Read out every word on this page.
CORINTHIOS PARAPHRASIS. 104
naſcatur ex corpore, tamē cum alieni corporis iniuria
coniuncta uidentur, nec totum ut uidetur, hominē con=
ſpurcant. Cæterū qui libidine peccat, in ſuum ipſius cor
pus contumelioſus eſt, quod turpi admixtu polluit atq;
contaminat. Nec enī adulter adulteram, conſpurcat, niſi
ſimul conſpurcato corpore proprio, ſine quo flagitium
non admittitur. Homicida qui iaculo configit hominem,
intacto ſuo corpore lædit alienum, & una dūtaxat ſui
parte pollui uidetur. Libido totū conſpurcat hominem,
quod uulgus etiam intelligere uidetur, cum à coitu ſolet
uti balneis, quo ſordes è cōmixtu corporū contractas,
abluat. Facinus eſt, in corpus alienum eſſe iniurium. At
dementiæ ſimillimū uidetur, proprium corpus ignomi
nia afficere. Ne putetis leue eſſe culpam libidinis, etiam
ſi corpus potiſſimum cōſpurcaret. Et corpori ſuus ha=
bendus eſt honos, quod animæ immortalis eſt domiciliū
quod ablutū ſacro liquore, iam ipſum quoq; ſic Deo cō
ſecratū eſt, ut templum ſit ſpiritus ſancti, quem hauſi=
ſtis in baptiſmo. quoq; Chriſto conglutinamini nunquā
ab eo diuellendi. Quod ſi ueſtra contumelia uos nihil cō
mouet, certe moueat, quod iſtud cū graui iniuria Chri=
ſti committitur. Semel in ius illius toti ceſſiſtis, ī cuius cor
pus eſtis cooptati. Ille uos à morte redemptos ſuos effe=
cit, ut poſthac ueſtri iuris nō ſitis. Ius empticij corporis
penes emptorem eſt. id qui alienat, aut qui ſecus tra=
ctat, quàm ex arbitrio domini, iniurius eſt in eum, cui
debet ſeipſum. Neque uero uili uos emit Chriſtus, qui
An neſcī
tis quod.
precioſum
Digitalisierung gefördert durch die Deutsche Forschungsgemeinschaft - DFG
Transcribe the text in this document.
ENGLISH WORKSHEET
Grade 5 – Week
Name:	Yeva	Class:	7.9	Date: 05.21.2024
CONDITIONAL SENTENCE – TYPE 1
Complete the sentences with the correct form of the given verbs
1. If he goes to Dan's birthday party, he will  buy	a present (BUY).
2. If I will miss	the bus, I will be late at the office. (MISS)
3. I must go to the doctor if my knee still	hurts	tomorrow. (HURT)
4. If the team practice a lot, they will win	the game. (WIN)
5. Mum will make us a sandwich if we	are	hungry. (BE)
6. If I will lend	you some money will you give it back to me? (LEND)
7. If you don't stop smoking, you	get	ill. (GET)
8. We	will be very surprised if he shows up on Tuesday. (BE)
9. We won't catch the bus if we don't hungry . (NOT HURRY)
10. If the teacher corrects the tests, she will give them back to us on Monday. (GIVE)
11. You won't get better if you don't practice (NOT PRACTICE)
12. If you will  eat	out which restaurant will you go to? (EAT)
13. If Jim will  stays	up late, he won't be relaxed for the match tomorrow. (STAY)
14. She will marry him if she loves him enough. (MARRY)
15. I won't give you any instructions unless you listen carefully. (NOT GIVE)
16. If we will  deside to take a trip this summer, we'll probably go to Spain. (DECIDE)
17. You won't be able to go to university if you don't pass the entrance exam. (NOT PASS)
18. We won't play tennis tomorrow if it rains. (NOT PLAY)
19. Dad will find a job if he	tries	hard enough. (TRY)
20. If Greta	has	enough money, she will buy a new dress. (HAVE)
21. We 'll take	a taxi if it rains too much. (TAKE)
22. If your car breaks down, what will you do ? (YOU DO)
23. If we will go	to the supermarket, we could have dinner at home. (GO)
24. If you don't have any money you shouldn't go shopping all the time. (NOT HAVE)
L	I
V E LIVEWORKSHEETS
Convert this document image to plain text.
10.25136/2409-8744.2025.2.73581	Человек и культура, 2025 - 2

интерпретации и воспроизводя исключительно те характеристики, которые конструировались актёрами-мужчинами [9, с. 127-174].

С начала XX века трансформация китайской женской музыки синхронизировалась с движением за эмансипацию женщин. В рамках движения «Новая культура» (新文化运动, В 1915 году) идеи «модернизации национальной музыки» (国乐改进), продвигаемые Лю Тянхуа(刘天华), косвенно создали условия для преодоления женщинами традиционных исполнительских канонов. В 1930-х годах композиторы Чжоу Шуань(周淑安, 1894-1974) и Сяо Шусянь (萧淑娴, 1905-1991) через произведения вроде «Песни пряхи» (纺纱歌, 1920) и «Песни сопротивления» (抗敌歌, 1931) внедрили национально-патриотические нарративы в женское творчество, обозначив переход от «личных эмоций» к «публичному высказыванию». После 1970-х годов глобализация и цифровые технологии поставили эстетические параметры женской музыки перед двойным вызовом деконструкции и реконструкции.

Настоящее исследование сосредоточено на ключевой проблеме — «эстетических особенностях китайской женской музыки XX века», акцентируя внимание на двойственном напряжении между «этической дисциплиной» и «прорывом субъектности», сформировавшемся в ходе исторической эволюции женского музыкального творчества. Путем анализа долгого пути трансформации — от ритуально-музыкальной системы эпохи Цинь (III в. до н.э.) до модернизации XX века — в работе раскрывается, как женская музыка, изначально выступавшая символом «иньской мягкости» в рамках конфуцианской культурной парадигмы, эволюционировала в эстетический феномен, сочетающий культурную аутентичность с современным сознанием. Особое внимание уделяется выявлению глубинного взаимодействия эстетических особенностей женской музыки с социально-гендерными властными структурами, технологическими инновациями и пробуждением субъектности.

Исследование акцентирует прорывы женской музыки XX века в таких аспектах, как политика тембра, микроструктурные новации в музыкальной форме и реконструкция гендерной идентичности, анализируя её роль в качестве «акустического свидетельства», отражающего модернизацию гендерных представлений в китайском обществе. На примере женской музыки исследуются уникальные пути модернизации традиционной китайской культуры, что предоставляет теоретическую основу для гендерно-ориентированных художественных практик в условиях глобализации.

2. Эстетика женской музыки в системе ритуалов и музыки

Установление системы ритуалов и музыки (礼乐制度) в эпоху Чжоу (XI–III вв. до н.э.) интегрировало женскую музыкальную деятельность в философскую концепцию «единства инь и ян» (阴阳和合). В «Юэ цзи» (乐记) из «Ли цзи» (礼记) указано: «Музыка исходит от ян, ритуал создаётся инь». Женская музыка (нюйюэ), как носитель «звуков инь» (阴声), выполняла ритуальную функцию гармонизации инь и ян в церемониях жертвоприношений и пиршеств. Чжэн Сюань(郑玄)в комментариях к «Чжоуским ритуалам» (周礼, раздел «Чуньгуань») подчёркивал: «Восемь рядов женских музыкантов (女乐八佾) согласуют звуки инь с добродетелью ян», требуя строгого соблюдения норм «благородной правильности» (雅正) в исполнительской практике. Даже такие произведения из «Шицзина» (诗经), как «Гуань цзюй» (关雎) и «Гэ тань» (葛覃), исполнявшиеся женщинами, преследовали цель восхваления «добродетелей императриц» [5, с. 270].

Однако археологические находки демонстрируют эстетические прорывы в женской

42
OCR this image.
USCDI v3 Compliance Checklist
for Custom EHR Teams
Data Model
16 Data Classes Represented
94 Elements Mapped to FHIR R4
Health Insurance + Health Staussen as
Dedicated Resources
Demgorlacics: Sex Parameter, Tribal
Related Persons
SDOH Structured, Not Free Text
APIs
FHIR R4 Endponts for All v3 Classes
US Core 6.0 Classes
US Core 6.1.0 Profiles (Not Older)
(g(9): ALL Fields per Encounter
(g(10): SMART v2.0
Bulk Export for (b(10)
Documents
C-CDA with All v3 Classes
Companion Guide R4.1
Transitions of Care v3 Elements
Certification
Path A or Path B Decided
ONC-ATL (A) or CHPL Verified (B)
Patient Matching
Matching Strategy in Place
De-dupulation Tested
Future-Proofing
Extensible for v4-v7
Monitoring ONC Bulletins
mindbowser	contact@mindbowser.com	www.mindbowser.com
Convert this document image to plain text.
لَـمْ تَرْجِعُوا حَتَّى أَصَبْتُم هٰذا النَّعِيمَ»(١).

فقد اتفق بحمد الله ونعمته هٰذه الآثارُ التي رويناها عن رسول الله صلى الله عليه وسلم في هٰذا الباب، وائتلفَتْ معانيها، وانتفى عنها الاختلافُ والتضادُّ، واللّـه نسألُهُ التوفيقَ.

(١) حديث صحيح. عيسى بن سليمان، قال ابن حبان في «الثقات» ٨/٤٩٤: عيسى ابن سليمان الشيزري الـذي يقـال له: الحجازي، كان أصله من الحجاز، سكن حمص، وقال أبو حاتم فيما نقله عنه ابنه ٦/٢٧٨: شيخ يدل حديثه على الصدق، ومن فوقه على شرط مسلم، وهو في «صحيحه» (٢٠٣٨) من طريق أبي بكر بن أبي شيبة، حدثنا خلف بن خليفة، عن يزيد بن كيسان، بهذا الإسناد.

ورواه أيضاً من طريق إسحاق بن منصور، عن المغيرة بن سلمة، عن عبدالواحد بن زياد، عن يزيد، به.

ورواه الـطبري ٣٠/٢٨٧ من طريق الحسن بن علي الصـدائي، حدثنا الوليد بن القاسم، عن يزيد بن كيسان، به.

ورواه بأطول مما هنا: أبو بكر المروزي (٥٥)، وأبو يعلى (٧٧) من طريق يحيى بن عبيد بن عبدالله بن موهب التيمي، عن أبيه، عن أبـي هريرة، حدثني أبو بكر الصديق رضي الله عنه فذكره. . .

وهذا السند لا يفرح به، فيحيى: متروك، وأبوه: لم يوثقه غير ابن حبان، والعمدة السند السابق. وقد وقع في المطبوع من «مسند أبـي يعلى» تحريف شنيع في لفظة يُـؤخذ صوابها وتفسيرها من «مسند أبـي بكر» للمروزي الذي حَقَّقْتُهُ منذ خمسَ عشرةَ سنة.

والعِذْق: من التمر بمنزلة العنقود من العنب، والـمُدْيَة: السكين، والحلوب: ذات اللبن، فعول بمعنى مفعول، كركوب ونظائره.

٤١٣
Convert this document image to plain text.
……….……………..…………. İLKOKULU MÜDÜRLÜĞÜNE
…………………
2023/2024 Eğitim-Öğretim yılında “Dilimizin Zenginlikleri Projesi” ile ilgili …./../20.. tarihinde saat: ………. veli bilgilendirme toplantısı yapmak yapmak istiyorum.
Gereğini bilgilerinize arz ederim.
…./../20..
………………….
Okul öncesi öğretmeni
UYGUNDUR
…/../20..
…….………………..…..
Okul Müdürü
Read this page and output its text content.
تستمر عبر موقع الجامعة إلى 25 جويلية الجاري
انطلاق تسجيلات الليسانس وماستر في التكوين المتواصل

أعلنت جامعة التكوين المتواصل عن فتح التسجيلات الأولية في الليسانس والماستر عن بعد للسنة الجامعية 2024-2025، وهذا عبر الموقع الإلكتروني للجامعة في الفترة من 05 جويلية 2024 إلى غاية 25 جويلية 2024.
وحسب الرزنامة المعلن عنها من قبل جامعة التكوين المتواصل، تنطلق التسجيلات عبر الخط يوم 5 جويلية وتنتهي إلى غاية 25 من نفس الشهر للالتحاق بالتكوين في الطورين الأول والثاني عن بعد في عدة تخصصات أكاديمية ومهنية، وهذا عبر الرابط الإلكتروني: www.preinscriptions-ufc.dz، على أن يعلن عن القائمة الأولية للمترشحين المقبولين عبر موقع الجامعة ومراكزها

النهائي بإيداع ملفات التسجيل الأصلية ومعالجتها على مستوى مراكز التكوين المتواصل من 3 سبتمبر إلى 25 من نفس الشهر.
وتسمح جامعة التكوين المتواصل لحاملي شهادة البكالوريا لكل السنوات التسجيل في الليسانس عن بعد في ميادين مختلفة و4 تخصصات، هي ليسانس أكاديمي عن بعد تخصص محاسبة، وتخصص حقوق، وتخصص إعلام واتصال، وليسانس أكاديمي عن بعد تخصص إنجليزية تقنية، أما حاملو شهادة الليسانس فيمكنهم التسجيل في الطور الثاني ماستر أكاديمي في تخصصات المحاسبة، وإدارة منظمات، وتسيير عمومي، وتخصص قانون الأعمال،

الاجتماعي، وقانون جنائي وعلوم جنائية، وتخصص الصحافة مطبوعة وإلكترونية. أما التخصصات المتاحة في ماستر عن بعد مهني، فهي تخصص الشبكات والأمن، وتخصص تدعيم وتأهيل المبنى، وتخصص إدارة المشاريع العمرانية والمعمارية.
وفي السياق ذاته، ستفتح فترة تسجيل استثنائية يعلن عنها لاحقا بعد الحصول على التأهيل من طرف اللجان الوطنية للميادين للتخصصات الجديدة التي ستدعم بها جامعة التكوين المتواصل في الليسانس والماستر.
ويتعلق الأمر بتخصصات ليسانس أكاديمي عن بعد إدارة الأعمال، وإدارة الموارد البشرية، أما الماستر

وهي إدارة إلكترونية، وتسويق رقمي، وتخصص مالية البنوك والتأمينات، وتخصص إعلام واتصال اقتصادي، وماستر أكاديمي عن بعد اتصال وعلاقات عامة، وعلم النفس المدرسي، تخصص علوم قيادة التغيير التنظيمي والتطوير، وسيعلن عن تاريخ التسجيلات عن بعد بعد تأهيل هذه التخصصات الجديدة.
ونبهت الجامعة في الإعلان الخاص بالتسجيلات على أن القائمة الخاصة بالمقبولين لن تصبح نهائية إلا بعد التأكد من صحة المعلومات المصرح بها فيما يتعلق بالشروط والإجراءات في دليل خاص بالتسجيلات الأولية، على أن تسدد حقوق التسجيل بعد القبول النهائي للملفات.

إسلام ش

◆ Objective: Copy out every line in the listing where the word "take" appears.

◆ Output for this exercise:
16. If we will  deside to take a trip this summer, we'll probably go to Spain. (DECIDE)
21. We 'll take	a taxi if it rains too much. (TAKE)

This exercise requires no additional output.